Exercise details: List all lines of the data that include the string "Information".

(Recorded data)
-- -- --

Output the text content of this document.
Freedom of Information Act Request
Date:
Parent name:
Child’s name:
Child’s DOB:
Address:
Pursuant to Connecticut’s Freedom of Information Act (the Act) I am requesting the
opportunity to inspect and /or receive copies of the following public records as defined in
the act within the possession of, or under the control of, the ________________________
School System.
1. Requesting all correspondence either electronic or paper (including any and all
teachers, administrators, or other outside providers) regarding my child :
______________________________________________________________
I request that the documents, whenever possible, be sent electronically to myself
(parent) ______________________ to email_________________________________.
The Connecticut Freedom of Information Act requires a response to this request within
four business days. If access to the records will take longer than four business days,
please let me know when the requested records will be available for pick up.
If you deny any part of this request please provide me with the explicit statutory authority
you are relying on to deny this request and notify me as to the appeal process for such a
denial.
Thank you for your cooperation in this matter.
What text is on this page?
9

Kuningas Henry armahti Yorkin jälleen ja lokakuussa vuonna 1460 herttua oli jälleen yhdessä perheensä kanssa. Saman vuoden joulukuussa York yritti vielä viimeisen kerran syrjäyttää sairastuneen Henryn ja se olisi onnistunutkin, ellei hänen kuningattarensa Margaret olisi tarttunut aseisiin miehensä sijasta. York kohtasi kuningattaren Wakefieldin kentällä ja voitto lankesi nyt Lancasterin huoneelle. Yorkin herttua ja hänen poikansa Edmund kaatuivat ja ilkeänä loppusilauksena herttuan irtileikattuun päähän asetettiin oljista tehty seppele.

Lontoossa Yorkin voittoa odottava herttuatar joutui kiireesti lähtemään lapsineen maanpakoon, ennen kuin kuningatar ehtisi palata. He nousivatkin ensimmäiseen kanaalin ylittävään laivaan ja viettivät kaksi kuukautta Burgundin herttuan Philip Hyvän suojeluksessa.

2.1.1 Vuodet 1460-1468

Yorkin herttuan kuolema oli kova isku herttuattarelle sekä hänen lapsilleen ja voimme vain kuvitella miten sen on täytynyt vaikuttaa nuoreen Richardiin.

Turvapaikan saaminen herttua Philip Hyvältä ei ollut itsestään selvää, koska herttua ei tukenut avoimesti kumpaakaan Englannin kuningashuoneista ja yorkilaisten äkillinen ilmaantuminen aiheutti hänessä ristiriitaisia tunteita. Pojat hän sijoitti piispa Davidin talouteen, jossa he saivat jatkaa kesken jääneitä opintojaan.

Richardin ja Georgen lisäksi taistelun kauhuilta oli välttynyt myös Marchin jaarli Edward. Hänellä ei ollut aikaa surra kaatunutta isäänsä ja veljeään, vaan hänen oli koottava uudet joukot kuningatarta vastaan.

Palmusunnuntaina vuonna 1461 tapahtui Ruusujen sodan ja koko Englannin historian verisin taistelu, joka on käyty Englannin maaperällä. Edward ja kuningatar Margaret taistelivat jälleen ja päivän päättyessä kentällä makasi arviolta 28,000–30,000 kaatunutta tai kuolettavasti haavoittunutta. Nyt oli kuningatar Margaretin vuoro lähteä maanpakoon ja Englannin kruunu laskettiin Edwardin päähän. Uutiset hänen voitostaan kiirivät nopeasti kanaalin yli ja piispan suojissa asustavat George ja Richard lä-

-- -- --

Answer to this problem:
Freedom of Information Act Request
Pursuant to Connecticut’s Freedom of Information Act (the Act) I am requesting the
The Connecticut Freedom of Information Act requires a response to this request within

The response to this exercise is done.